> **Task objective**:
Write out the data again exactly, skipping every picture.

> **Material for the task**:
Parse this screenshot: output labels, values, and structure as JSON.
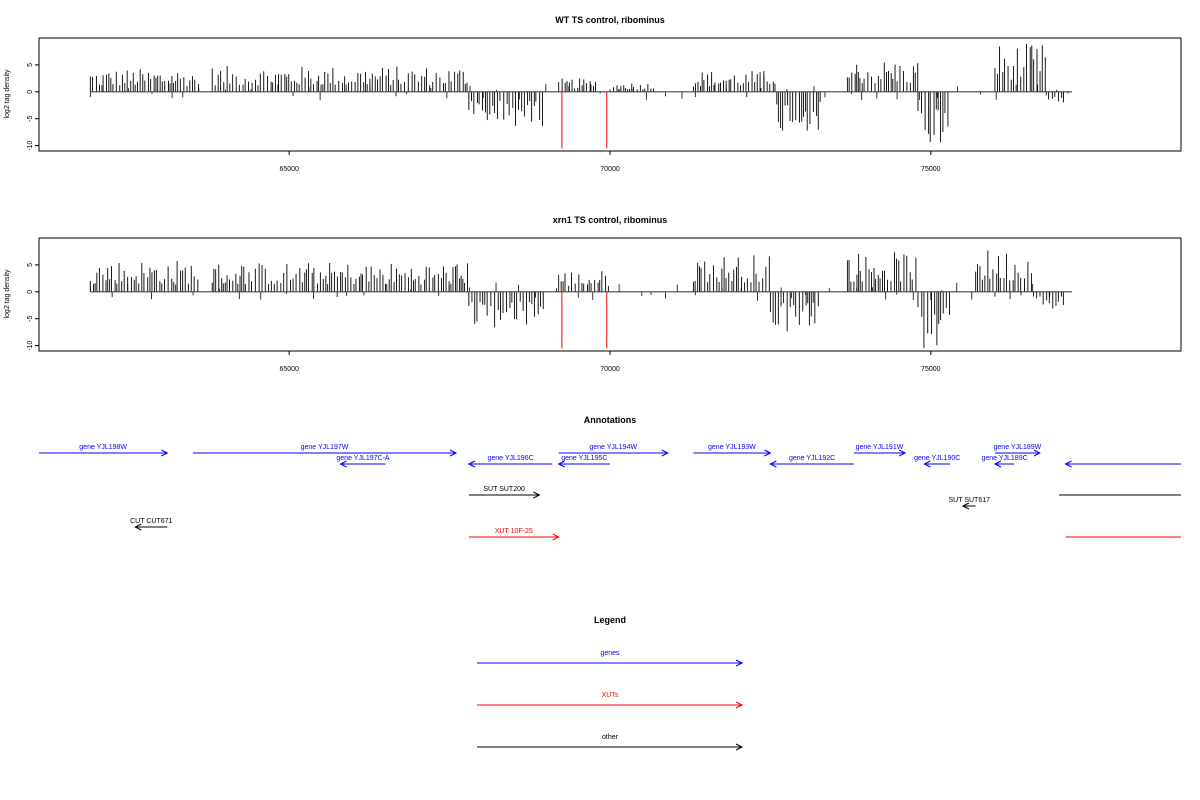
{
  "chart_data": [
    {
      "type": "bar",
      "title": "WT TS control, ribominus",
      "xlabel": "",
      "ylabel": "log2 tag density",
      "xlim": [
        61100,
        78900
      ],
      "ylim": [
        -11,
        10
      ],
      "x_ticks": [
        65000,
        70000,
        75000
      ],
      "x_tick_labels": [
        "65000",
        "70000",
        "75000"
      ],
      "y_ticks": [
        -10,
        -5,
        0,
        5
      ],
      "y_tick_labels": [
        "-10",
        "-5",
        "0",
        "5"
      ],
      "grid": false,
      "baseline": {
        "from": 61900,
        "to": 77200,
        "value": 0
      },
      "red_markers": [
        {
          "x": 69250,
          "y": -10.5
        },
        {
          "x": 69950,
          "y": -10.5
        }
      ],
      "segments": [
        {
          "start": 61900,
          "end": 63600,
          "sign": 1,
          "max": 4.3
        },
        {
          "start": 63800,
          "end": 67800,
          "sign": 1,
          "max": 4.8
        },
        {
          "start": 67800,
          "end": 69000,
          "sign": -1,
          "max": 6.5
        },
        {
          "start": 69200,
          "end": 69800,
          "sign": 1,
          "max": 2.5
        },
        {
          "start": 70000,
          "end": 70700,
          "sign": 1,
          "max": 1.8
        },
        {
          "start": 71300,
          "end": 72400,
          "sign": 1,
          "max": 4.0
        },
        {
          "start": 72400,
          "end": 72600,
          "sign": 1,
          "max": 5.0
        },
        {
          "start": 72600,
          "end": 73300,
          "sign": -1,
          "max": 7.5
        },
        {
          "start": 73700,
          "end": 74800,
          "sign": 1,
          "max": 6.0
        },
        {
          "start": 74800,
          "end": 75300,
          "sign": -1,
          "max": 10.5
        },
        {
          "start": 76000,
          "end": 76800,
          "sign": 1,
          "max": 9.0
        },
        {
          "start": 76800,
          "end": 77100,
          "sign": -1,
          "max": 2.0
        }
      ]
    },
    {
      "type": "bar",
      "title": "xrn1 TS control, ribominus",
      "xlabel": "",
      "ylabel": "log2 tag density",
      "xlim": [
        61100,
        78900
      ],
      "ylim": [
        -11,
        10
      ],
      "x_ticks": [
        65000,
        70000,
        75000
      ],
      "x_tick_labels": [
        "65000",
        "70000",
        "75000"
      ],
      "y_ticks": [
        -10,
        -5,
        0,
        5
      ],
      "y_tick_labels": [
        "-10",
        "-5",
        "0",
        "5"
      ],
      "grid": false,
      "baseline": {
        "from": 61900,
        "to": 77200,
        "value": 0
      },
      "red_markers": [
        {
          "x": 69250,
          "y": -10.5
        },
        {
          "x": 69950,
          "y": -10.5
        }
      ],
      "segments": [
        {
          "start": 61900,
          "end": 63600,
          "sign": 1,
          "max": 6.0
        },
        {
          "start": 63800,
          "end": 67800,
          "sign": 1,
          "max": 5.5
        },
        {
          "start": 67800,
          "end": 69000,
          "sign": -1,
          "max": 7.0
        },
        {
          "start": 69200,
          "end": 70000,
          "sign": 1,
          "max": 4.0
        },
        {
          "start": 71300,
          "end": 72500,
          "sign": 1,
          "max": 7.0
        },
        {
          "start": 72500,
          "end": 73300,
          "sign": -1,
          "max": 8.0
        },
        {
          "start": 73700,
          "end": 74800,
          "sign": 1,
          "max": 7.5
        },
        {
          "start": 74800,
          "end": 75300,
          "sign": -1,
          "max": 10.5
        },
        {
          "start": 75700,
          "end": 76600,
          "sign": 1,
          "max": 8.0
        },
        {
          "start": 76600,
          "end": 77100,
          "sign": -1,
          "max": 3.5
        }
      ]
    }
  ],
  "annotations": {
    "title": "Annotations",
    "colors": {
      "gene": "#0000ff",
      "sut": "#000000",
      "xut": "#ff0000",
      "cut": "#000000"
    },
    "features": [
      {
        "label": "gene YJL198W",
        "kind": "gene",
        "start": 61100,
        "end": 63100,
        "strand": "+",
        "row": 0
      },
      {
        "label": "gene YJL197W",
        "kind": "gene",
        "start": 63500,
        "end": 67600,
        "strand": "+",
        "row": 0
      },
      {
        "label": "gene YJL197C-A",
        "kind": "gene",
        "start": 65800,
        "end": 66500,
        "strand": "-",
        "row": 1
      },
      {
        "label": "gene YJL196C",
        "kind": "gene",
        "start": 67800,
        "end": 69100,
        "strand": "-",
        "row": 1
      },
      {
        "label": "gene YJL194W",
        "kind": "gene",
        "start": 69200,
        "end": 70900,
        "strand": "+",
        "row": 0
      },
      {
        "label": "gene YJL195C",
        "kind": "gene",
        "start": 69200,
        "end": 70000,
        "strand": "-",
        "row": 1
      },
      {
        "label": "gene YJL193W",
        "kind": "gene",
        "start": 71300,
        "end": 72500,
        "strand": "+",
        "row": 0
      },
      {
        "label": "gene YJL192C",
        "kind": "gene",
        "start": 72500,
        "end": 73800,
        "strand": "-",
        "row": 1
      },
      {
        "label": "gene YJL191W",
        "kind": "gene",
        "start": 73800,
        "end": 74600,
        "strand": "+",
        "row": 0
      },
      {
        "label": "gene YJL190C",
        "kind": "gene",
        "start": 74900,
        "end": 75300,
        "strand": "-",
        "row": 1
      },
      {
        "label": "gene YJL189W",
        "kind": "gene",
        "start": 76000,
        "end": 76700,
        "strand": "+",
        "row": 0
      },
      {
        "label": "gene YJL189C",
        "kind": "gene",
        "start": 76000,
        "end": 76300,
        "strand": "-",
        "row": 1
      },
      {
        "label": "",
        "kind": "gene",
        "start": 77100,
        "end": 78900,
        "strand": "-",
        "row": 1
      },
      {
        "label": "SUT SUT200",
        "kind": "sut",
        "start": 67800,
        "end": 68900,
        "strand": "+",
        "row": 2
      },
      {
        "label": "SUT SUT617",
        "kind": "sut",
        "start": 75500,
        "end": 75700,
        "strand": "-",
        "row": 3
      },
      {
        "label": "",
        "kind": "sut",
        "start": 77000,
        "end": 78900,
        "strand": "none",
        "row": 2
      },
      {
        "label": "CUT CUT671",
        "kind": "cut",
        "start": 62600,
        "end": 63100,
        "strand": "-",
        "row": 4
      },
      {
        "label": "XUT 10F-25",
        "kind": "xut",
        "start": 67800,
        "end": 69200,
        "strand": "+",
        "row": 5
      },
      {
        "label": "",
        "kind": "xut",
        "start": 77100,
        "end": 78900,
        "strand": "none",
        "row": 5
      }
    ]
  },
  "legend": {
    "title": "Legend",
    "items": [
      {
        "label": "genes",
        "color": "#0000ff"
      },
      {
        "label": "XUTs",
        "color": "#ff0000"
      },
      {
        "label": "other",
        "color": "#000000"
      }
    ]
  }
}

> **Answer to the problem**:
Parse this screenshot: output labels, values, and structure as JSON.
{
  "chart_data": [
    {
      "type": "bar",
      "title": "WT TS control, ribominus",
      "xlabel": "",
      "ylabel": "log2 tag density",
      "xlim": [
        61100,
        78900
      ],
      "ylim": [
        -11,
        10
      ],
      "x_ticks": [
        65000,
        70000,
        75000
      ],
      "x_tick_labels": [
        "65000",
        "70000",
        "75000"
      ],
      "y_ticks": [
        -10,
        -5,
        0,
        5
      ],
      "y_tick_labels": [
        "-10",
        "-5",
        "0",
        "5"
      ],
      "grid": false,
      "baseline": {
        "from": 61900,
        "to": 77200,
        "value": 0
      },
      "red_markers": [
        {
          "x": 69250,
          "y": -10.5
        },
        {
          "x": 69950,
          "y": -10.5
        }
      ],
      "segments": [
        {
          "start": 61900,
          "end": 63600,
          "sign": 1,
          "max": 4.3
        },
        {
          "start": 63800,
          "end": 67800,
          "sign": 1,
          "max": 4.8
        },
        {
          "start": 67800,
          "end": 69000,
          "sign": -1,
          "max": 6.5
        },
        {
          "start": 69200,
          "end": 69800,
          "sign": 1,
          "max": 2.5
        },
        {
          "start": 70000,
          "end": 70700,
          "sign": 1,
          "max": 1.8
        },
        {
          "start": 71300,
          "end": 72400,
          "sign": 1,
          "max": 4.0
        },
        {
          "start": 72400,
          "end": 72600,
          "sign": 1,
          "max": 5.0
        },
        {
          "start": 72600,
          "end": 73300,
          "sign": -1,
          "max": 7.5
        },
        {
          "start": 73700,
          "end": 74800,
          "sign": 1,
          "max": 6.0
        },
        {
          "start": 74800,
          "end": 75300,
          "sign": -1,
          "max": 10.5
        },
        {
          "start": 76000,
          "end": 76800,
          "sign": 1,
          "max": 9.0
        },
        {
          "start": 76800,
          "end": 77100,
          "sign": -1,
          "max": 2.0
        }
      ]
    },
    {
      "type": "bar",
      "title": "xrn1 TS control, ribominus",
      "xlabel": "",
      "ylabel": "log2 tag density",
      "xlim": [
        61100,
        78900
      ],
      "ylim": [
        -11,
        10
      ],
      "x_ticks": [
        65000,
        70000,
        75000
      ],
      "x_tick_labels": [
        "65000",
        "70000",
        "75000"
      ],
      "y_ticks": [
        -10,
        -5,
        0,
        5
      ],
      "y_tick_labels": [
        "-10",
        "-5",
        "0",
        "5"
      ],
      "grid": false,
      "baseline": {
        "from": 61900,
        "to": 77200,
        "value": 0
      },
      "red_markers": [
        {
          "x": 69250,
          "y": -10.5
        },
        {
          "x": 69950,
          "y": -10.5
        }
      ],
      "segments": [
        {
          "start": 61900,
          "end": 63600,
          "sign": 1,
          "max": 6.0
        },
        {
          "start": 63800,
          "end": 67800,
          "sign": 1,
          "max": 5.5
        },
        {
          "start": 67800,
          "end": 69000,
          "sign": -1,
          "max": 7.0
        },
        {
          "start": 69200,
          "end": 70000,
          "sign": 1,
          "max": 4.0
        },
        {
          "start": 71300,
          "end": 72500,
          "sign": 1,
          "max": 7.0
        },
        {
          "start": 72500,
          "end": 73300,
          "sign": -1,
          "max": 8.0
        },
        {
          "start": 73700,
          "end": 74800,
          "sign": 1,
          "max": 7.5
        },
        {
          "start": 74800,
          "end": 75300,
          "sign": -1,
          "max": 10.5
        },
        {
          "start": 75700,
          "end": 76600,
          "sign": 1,
          "max": 8.0
        },
        {
          "start": 76600,
          "end": 77100,
          "sign": -1,
          "max": 3.5
        }
      ]
    }
  ],
  "annotations": {
    "title": "Annotations",
    "colors": {
      "gene": "#0000ff",
      "sut": "#000000",
      "xut": "#ff0000",
      "cut": "#000000"
    },
    "features": [
      {
        "label": "gene YJL198W",
        "kind": "gene",
        "start": 61100,
        "end": 63100,
        "strand": "+",
        "row": 0
      },
      {
        "label": "gene YJL197W",
        "kind": "gene",
        "start": 63500,
        "end": 67600,
        "strand": "+",
        "row": 0
      },
      {
        "label": "gene YJL197C-A",
        "kind": "gene",
        "start": 65800,
        "end": 66500,
        "strand": "-",
        "row": 1
      },
      {
        "label": "gene YJL196C",
        "kind": "gene",
        "start": 67800,
        "end": 69100,
        "strand": "-",
        "row": 1
      },
      {
        "label": "gene YJL194W",
        "kind": "gene",
        "start": 69200,
        "end": 70900,
        "strand": "+",
        "row": 0
      },
      {
        "label": "gene YJL195C",
        "kind": "gene",
        "start": 69200,
        "end": 70000,
        "strand": "-",
        "row": 1
      },
      {
        "label": "gene YJL193W",
        "kind": "gene",
        "start": 71300,
        "end": 72500,
        "strand": "+",
        "row": 0
      },
      {
        "label": "gene YJL192C",
        "kind": "gene",
        "start": 72500,
        "end": 73800,
        "strand": "-",
        "row": 1
      },
      {
        "label": "gene YJL191W",
        "kind": "gene",
        "start": 73800,
        "end": 74600,
        "strand": "+",
        "row": 0
      },
      {
        "label": "gene YJL190C",
        "kind": "gene",
        "start": 74900,
        "end": 75300,
        "strand": "-",
        "row": 1
      },
      {
        "label": "gene YJL189W",
        "kind": "gene",
        "start": 76000,
        "end": 76700,
        "strand": "+",
        "row": 0
      },
      {
        "label": "gene YJL189C",
        "kind": "gene",
        "start": 76000,
        "end": 76300,
        "strand": "-",
        "row": 1
      },
      {
        "label": "",
        "kind": "gene",
        "start": 77100,
        "end": 78900,
        "strand": "-",
        "row": 1
      },
      {
        "label": "SUT SUT200",
        "kind": "sut",
        "start": 67800,
        "end": 68900,
        "strand": "+",
        "row": 2
      },
      {
        "label": "SUT SUT617",
        "kind": "sut",
        "start": 75500,
        "end": 75700,
        "strand": "-",
        "row": 3
      },
      {
        "label": "",
        "kind": "sut",
        "start": 77000,
        "end": 78900,
        "strand": "none",
        "row": 2
      },
      {
        "label": "CUT CUT671",
        "kind": "cut",
        "start": 62600,
        "end": 63100,
        "strand": "-",
        "row": 4
      },
      {
        "label": "XUT 10F-25",
        "kind": "xut",
        "start": 67800,
        "end": 69200,
        "strand": "+",
        "row": 5
      },
      {
        "label": "",
        "kind": "xut",
        "start": 77100,
        "end": 78900,
        "strand": "none",
        "row": 5
      }
    ]
  },
  "legend": {
    "title": "Legend",
    "items": [
      {
        "label": "genes",
        "color": "#0000ff"
      },
      {
        "label": "XUTs",
        "color": "#ff0000"
      },
      {
        "label": "other",
        "color": "#000000"
      }
    ]
  }
}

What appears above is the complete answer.